**BRIEF**
Find the line containing "Type out the text in this image.", then return it and every line after it through the end of the records, exactly. Leave out pictures.

**EXERCISE DATA**
####################
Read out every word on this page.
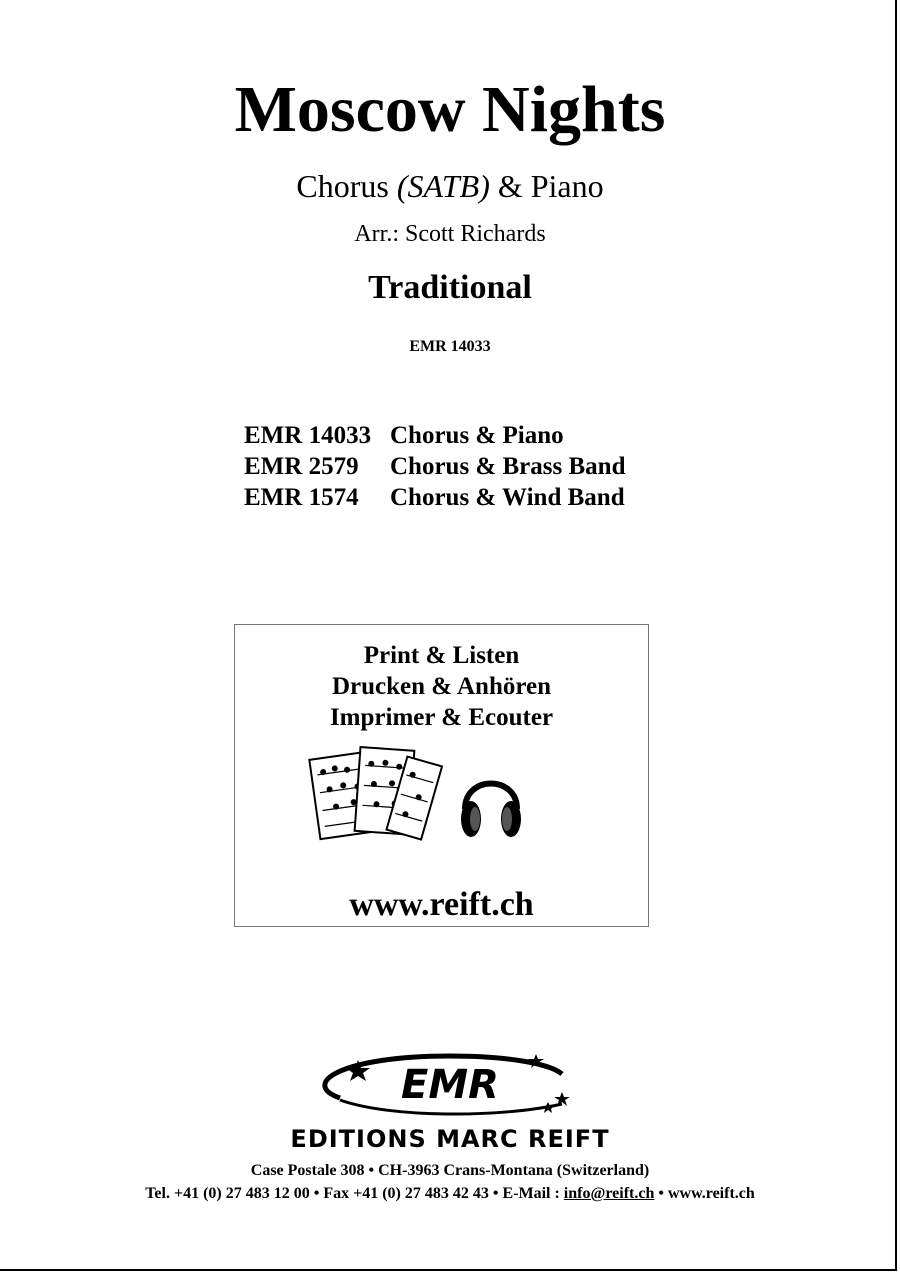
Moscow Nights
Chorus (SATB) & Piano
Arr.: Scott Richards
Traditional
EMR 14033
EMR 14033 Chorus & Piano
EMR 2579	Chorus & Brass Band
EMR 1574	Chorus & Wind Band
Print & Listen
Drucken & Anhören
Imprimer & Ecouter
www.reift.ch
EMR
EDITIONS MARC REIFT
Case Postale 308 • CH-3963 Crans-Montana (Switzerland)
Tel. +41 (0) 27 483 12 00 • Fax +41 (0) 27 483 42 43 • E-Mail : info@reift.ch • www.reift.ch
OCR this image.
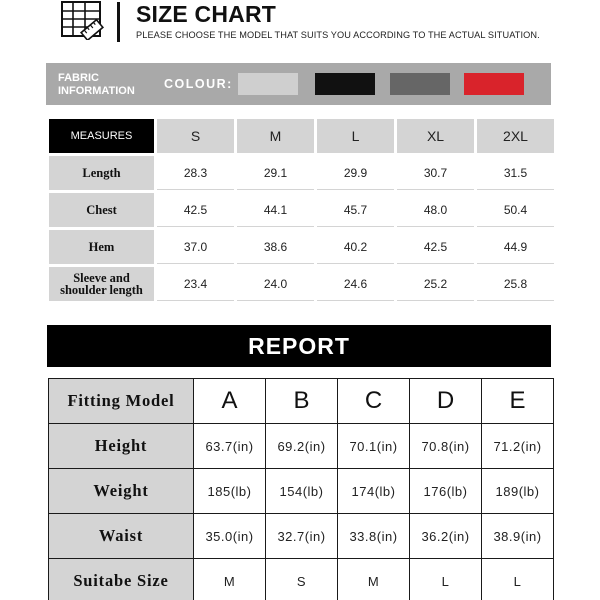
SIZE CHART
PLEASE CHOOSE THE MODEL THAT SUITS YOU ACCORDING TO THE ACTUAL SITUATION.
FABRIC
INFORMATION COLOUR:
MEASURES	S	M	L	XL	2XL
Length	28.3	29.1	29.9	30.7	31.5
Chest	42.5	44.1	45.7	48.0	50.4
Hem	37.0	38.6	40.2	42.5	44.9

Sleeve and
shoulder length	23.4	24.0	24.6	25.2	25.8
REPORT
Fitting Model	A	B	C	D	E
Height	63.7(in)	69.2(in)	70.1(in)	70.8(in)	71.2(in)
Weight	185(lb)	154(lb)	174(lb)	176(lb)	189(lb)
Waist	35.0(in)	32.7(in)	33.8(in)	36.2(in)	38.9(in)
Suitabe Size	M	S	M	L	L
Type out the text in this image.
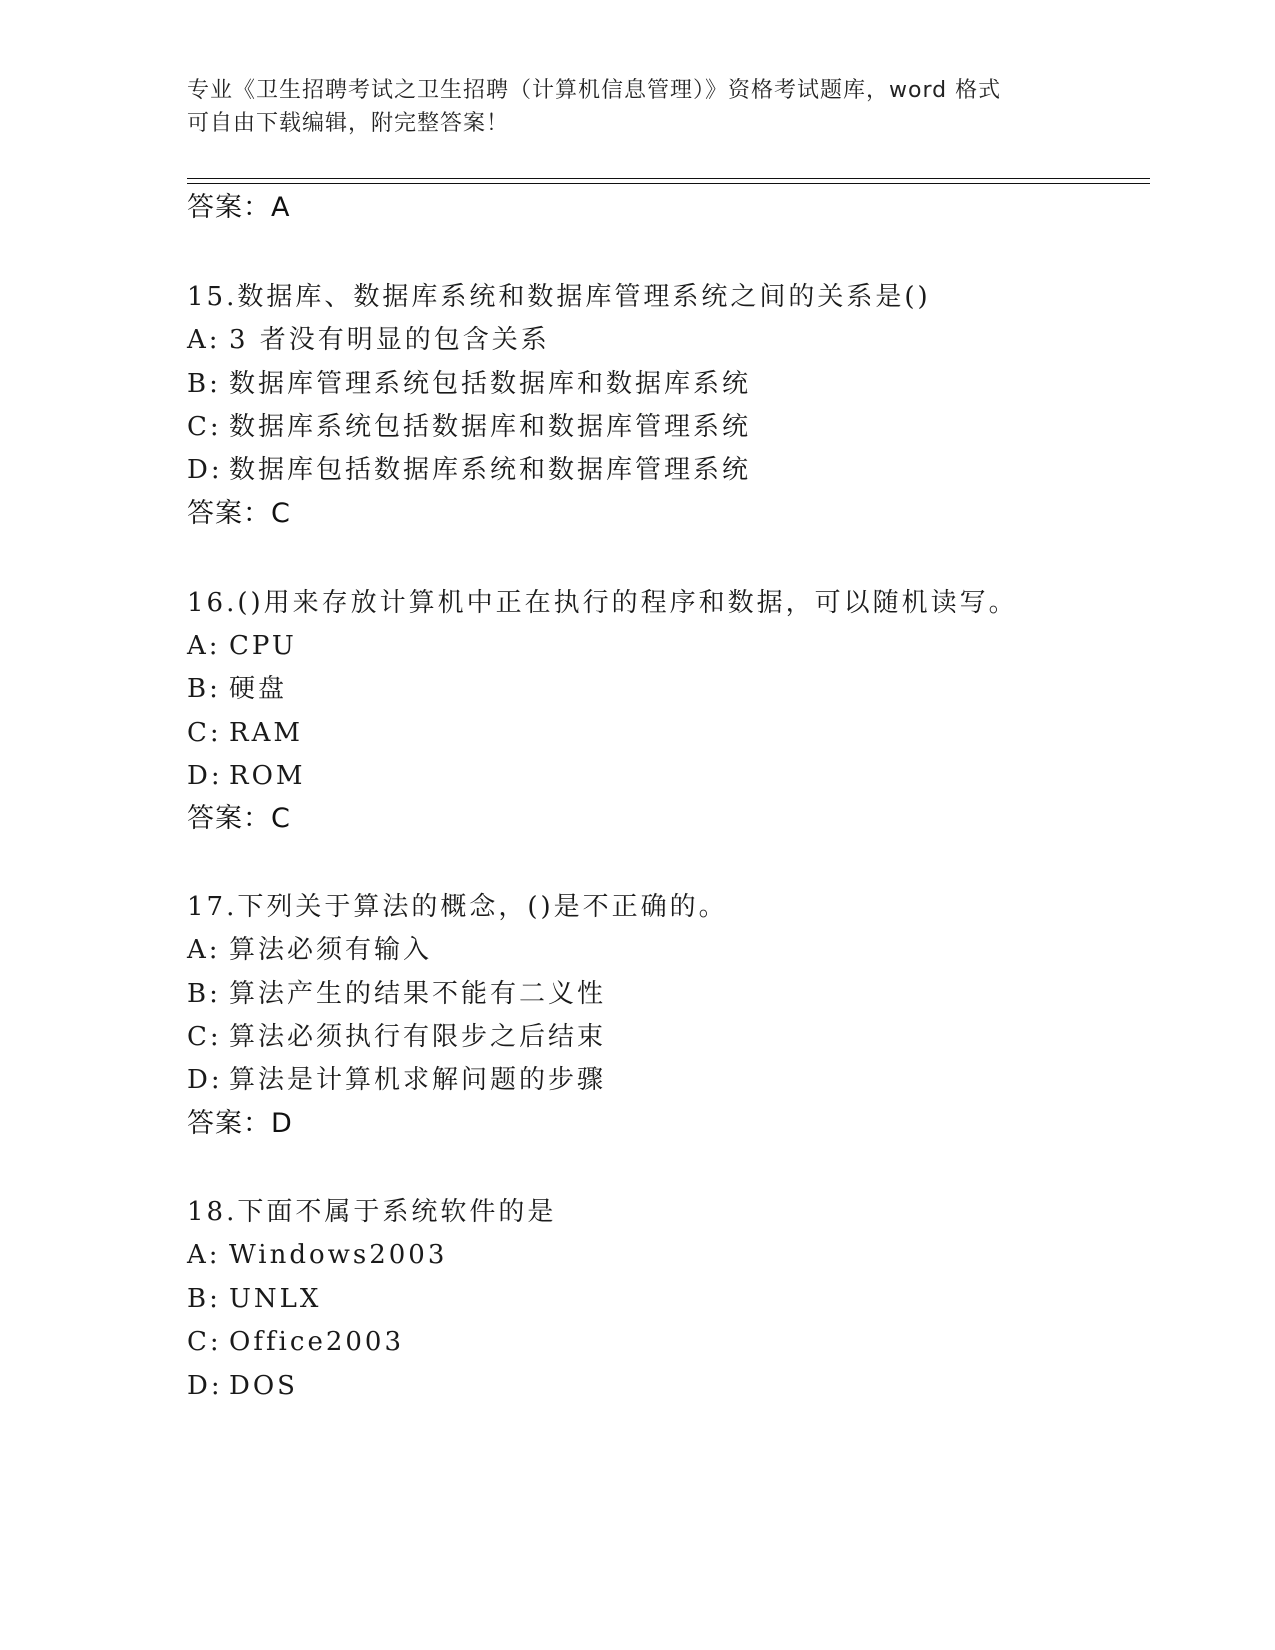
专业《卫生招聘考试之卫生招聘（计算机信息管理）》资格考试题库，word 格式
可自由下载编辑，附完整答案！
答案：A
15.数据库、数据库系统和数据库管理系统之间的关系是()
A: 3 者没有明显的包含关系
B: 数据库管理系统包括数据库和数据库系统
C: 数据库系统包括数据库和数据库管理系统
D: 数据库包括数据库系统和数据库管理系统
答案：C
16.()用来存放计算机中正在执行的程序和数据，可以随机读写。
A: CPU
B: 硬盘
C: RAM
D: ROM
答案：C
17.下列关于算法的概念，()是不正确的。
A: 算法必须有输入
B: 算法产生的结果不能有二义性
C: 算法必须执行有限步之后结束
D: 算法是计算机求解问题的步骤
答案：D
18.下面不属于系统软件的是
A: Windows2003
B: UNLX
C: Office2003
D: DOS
####################
**EXERCISE ANSWER**
Type out the text in this image.
专业《卫生招聘考试之卫生招聘（计算机信息管理）》资格考试题库，word 格式
可自由下载编辑，附完整答案！
答案：A
15.数据库、数据库系统和数据库管理系统之间的关系是()
A: 3 者没有明显的包含关系
B: 数据库管理系统包括数据库和数据库系统
C: 数据库系统包括数据库和数据库管理系统
D: 数据库包括数据库系统和数据库管理系统
答案：C
16.()用来存放计算机中正在执行的程序和数据，可以随机读写。
A: CPU
B: 硬盘
C: RAM
D: ROM
答案：C
17.下列关于算法的概念，()是不正确的。
A: 算法必须有输入
B: 算法产生的结果不能有二义性
C: 算法必须执行有限步之后结束
D: 算法是计算机求解问题的步骤
答案：D
18.下面不属于系统软件的是
A: Windows2003
B: UNLX
C: Office2003
D: DOS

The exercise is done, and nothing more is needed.